■ PAGE TEXT:

Fact checking after the fact.

NYT Reporter who shall remain nameless:  Really?  The MacAir emails were legitimate?  That seemed too over the top to be believable.
baugher:  Yes, and they were published despite the strong reluctance of one party to the conversation to have any ongoing association with the other party to that conversation.
NYT Reporter who shall remain nameless:  Would you have published it without consent?
baugher:  Absolutely not.  It took some convincing conversation to get permission, as one of the parties to that conversation is not as committed to garnering attention from that relationship as the other party, who mentions it at any and every opportunity to promote herself.
NYT Reporter who shall remain nameless:  But she got dumped by him, and on the internet!  Why would she keep bringing it up?
baugher:  But that wasn’t how it happened.  Julia got pissed off at Jakob’s aloofness and dickish behavior offline and called him out on it online on their very ill-advised blog.  He didn’t publicly respond to her, and thereafter, they broke up privately.  He went on to hook up with other women, including her best friend’s younger sister, Leven Rambin (an actress on All My Children, who was formerly a friend of Julia’s and who is now estranged from her much older sister, Mary Rambin, a Julia hanger-on who clearly resents Julia).  Scorned Julia guest-blogged on Gawker, whose commenters are notorious for being hostile towards her, and in trying to garner favor with them, she dished on her ex’s private business, including revelations about his departure from his job and innuendoes about his mental health. When that went over badly with the commenters, she decided to play the victim who was dumped and cheated upon.  When I published the please buy me the Mac Air emails, she announced that her blog was ruining her life and was on hiatus from the internet.  That didn’t stop her from twittering hourly and posting pictures and videos of a calculated, more wholesome self.  She didn’t stop blogging, she just stopped posting hourly on her blog.  Look, this girl gets paid to go on television and lie about celebrities on behalf of a supermarket tabloid.  She just brought her work home with her when it came to her own bad press and made up stories that the NYT apparently swallowed hook, line and sinker.
NYT Reporter who shall remain nameless: What?  Do you have sources for all of this?
baugher:  Seriously, did you folks do any type of research on her before you published your “Julia is the new Carrie” story?
NYT Reporter who shall remain nameless:  Well, everything she said checked out, and she invited the reporter into her home.
baugher:  How well did that strategy work out for you with Margaret Jones, aka Seltzer?
NYT Reporter who shall remain remain nameless: I wasn’t involved with that, but your point is well taken.
baugher:  Wasn’t anyone a little afraid of getting caught in her freakish hair extensions?  Those things have taken a life of their own.  Cousin It meets that freaky clown from Polergeist.
NYT Reporter who shall remain nameless:  She has hair extensions?
baugher:  Holy hell.  You have a great night.  Sleep well in the knowledge that you killed my faith in the NYT.
Mar 31, 2008 2:04am

Scrunchy pulp fiction.

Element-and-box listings

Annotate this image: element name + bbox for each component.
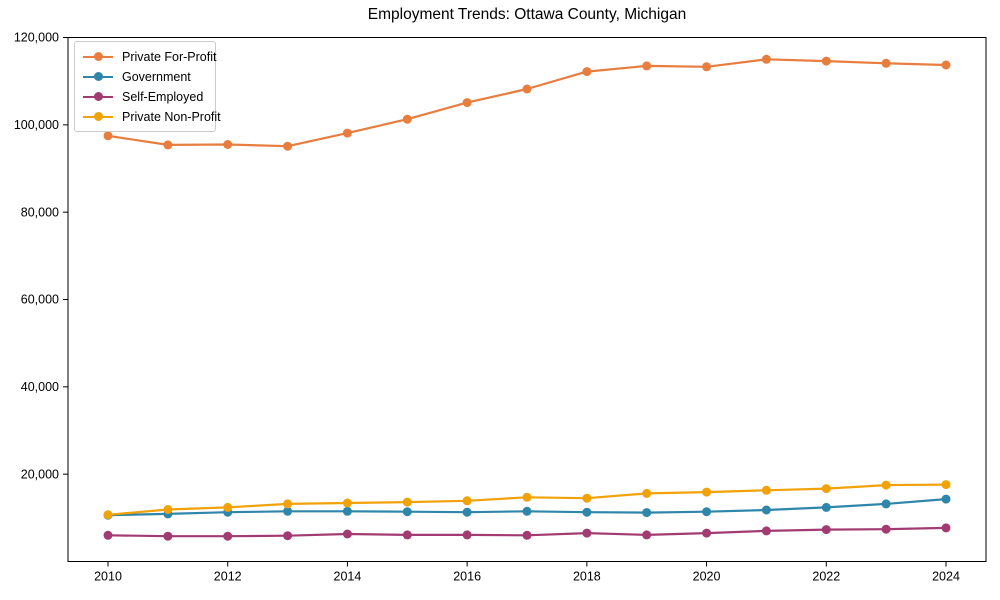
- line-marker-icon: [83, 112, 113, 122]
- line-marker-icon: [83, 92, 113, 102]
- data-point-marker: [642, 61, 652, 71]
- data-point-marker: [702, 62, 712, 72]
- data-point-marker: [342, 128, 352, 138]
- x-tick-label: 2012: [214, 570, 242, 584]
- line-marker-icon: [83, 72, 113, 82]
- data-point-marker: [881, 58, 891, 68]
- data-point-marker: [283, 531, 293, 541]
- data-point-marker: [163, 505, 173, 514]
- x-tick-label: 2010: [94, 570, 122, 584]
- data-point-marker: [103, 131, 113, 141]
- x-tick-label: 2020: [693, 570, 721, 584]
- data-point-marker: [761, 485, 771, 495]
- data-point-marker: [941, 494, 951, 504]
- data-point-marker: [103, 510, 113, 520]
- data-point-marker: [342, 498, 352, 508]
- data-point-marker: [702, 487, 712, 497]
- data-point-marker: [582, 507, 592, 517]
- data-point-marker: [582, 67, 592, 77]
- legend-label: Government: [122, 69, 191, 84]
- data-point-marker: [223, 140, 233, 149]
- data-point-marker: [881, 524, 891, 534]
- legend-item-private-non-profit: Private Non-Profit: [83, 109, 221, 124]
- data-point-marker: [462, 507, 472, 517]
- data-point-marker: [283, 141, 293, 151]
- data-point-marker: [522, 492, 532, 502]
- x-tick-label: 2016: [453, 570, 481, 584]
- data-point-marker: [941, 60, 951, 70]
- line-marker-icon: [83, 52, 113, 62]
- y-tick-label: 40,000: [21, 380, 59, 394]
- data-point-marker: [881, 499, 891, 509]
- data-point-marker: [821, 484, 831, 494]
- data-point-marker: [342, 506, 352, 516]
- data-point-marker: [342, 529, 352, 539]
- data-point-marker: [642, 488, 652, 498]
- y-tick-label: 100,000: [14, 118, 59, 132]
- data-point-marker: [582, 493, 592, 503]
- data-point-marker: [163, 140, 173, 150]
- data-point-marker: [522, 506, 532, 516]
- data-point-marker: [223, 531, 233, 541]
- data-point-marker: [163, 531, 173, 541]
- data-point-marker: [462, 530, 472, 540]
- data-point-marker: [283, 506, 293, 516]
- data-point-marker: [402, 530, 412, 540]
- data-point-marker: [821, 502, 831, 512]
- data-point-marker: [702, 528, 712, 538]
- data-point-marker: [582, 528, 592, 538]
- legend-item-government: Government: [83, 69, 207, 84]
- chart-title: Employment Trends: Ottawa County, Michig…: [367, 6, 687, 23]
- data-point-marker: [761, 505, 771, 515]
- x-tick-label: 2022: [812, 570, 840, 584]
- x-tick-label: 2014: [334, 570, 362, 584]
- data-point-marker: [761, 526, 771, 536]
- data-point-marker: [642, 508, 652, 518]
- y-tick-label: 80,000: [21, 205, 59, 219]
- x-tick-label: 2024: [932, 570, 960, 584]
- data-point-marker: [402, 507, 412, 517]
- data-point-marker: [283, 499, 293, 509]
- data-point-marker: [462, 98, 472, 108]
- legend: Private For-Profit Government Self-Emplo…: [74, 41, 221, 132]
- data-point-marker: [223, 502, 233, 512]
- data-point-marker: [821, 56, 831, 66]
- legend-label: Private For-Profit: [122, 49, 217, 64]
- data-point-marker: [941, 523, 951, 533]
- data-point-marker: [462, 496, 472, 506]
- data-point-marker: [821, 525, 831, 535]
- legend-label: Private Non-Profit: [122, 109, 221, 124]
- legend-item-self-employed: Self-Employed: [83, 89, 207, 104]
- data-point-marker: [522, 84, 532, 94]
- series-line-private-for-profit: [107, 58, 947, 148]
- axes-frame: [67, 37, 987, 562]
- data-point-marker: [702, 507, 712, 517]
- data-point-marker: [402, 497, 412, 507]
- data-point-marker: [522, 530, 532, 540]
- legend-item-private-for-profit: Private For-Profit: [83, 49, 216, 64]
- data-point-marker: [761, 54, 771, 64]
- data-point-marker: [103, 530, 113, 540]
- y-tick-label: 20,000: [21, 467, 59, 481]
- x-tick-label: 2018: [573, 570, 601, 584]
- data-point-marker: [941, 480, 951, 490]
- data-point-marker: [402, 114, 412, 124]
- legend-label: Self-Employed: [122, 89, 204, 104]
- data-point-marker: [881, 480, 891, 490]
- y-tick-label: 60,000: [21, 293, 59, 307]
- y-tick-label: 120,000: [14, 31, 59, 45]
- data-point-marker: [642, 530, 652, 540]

---

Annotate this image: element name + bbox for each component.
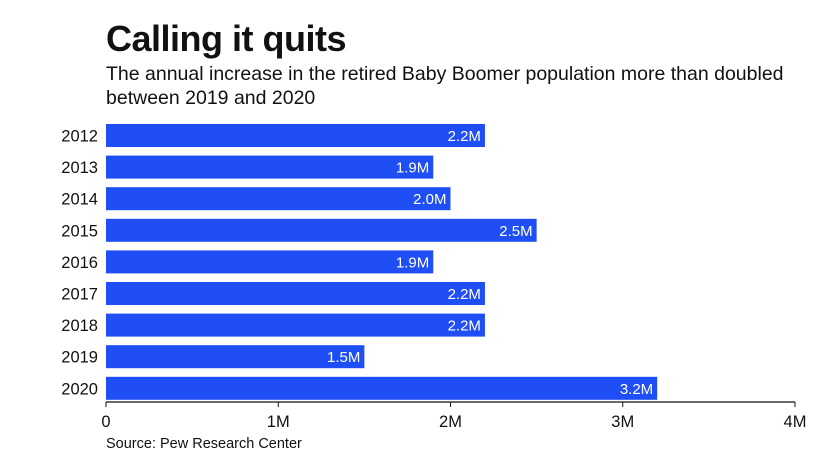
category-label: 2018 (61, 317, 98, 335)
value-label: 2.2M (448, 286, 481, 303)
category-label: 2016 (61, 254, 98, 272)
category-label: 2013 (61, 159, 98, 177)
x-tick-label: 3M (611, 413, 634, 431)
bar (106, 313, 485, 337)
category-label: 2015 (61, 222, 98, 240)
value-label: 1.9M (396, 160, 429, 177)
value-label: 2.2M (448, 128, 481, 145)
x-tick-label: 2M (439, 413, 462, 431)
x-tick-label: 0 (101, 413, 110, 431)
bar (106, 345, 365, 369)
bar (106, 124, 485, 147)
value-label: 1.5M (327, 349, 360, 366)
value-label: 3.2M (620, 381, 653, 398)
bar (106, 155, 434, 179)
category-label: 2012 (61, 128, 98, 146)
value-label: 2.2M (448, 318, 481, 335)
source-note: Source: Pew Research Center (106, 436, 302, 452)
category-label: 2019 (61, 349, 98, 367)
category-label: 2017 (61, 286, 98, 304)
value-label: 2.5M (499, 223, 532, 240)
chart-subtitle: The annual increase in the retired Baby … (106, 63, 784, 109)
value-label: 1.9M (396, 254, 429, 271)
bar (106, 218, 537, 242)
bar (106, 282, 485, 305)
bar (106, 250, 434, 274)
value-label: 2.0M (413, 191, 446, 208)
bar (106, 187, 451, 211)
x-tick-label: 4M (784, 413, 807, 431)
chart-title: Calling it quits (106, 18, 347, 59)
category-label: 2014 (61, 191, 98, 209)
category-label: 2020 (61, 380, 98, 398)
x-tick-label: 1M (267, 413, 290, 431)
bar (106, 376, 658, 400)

■ GOAL OF THE EXERCISE:
Pick up the fact-checking blog post after its last line and write the next part.

■ EXERCISE ANSWER:
Christ, I so want to believe in the ongoing relevancy of the NYT, but they are making it so difficult.  If they aren’t reviewing a fake memoir, or publishing stories about call girls who aren’t, they are writing puff pieces on a rich girl with bad extensions who thinks she is living the life of a fictional character.  Thankfully, if the NYT is getting around to reporting on a ‘trend,’ it is long since over.  Since the reporter doesn’t appear to be in the business of fact checking, well, allow me to retort:

  • “She frequents sleek and buzzworthy bars with her girlfriends. She has danced at Bungalow 8, the celebrity-rich club in West Chelsea. She has devoured cupcakes at Magnolia Bakery, and she can sprint in five-inch heels.”  All of which were relevant over a decade ago, like 4 Non Blondes.  And I don’t believe she can sprint period, let alone in heels.  The only thing she chases is attention and she clods after it like a horse.  That is about the only way she is Channelling Carrie Bradshaw.
  • “If Carrie Bradshaw were coming to New York today,” Ms. Allison says with no hint of self-consciousness, “she would be me.”  Had the reporter done her research, she would have known that the Pink Lady has no self-consciousness or self-awareness.  And that Carrie didn’t come to New York, she was from New York*.  Our Lady of Introspection is a suburban Midwestern girl playing dress up in NYC to the SATC soundtrack.  She’s the girl who wears the scrunchy, in the form of bad Elvira extensions.  YOWZA!
  • Asked how it feels to end a relationship in public like that, Ms. Allison nods her lovely head and gazes into the distance. “People were preying on my pain,” she says, her voice not quite cracking. “It was hell.”  Yes, Our Lady was a victim of people preying on her, and certainly not someone who announced on Gawker the private professional and health matters of her ex-boyfriend after blogging about their breakup around the clock.  You have no idea the hell she suffered.
  • “Ms. Allison lives alone in a small studio in Hell’s Kitchen “the size of my toenail,” as she puts it.”   As opposed to the more spacious place she lived in, rent-free, on her ex-boyfriend’s dime, for nearly a year.   Carrie bought her apt from her ex when they broke up.  Scrunchy that.
  • “I think you should be able to make a living doing something that really appeals to you without being judged.”  Being a professional gossip really appeals to the Pink Lady, except for, you know, the whole “people preying on her pain” part. 
  • Most emailed?  Nope. Most blogged?  Nope.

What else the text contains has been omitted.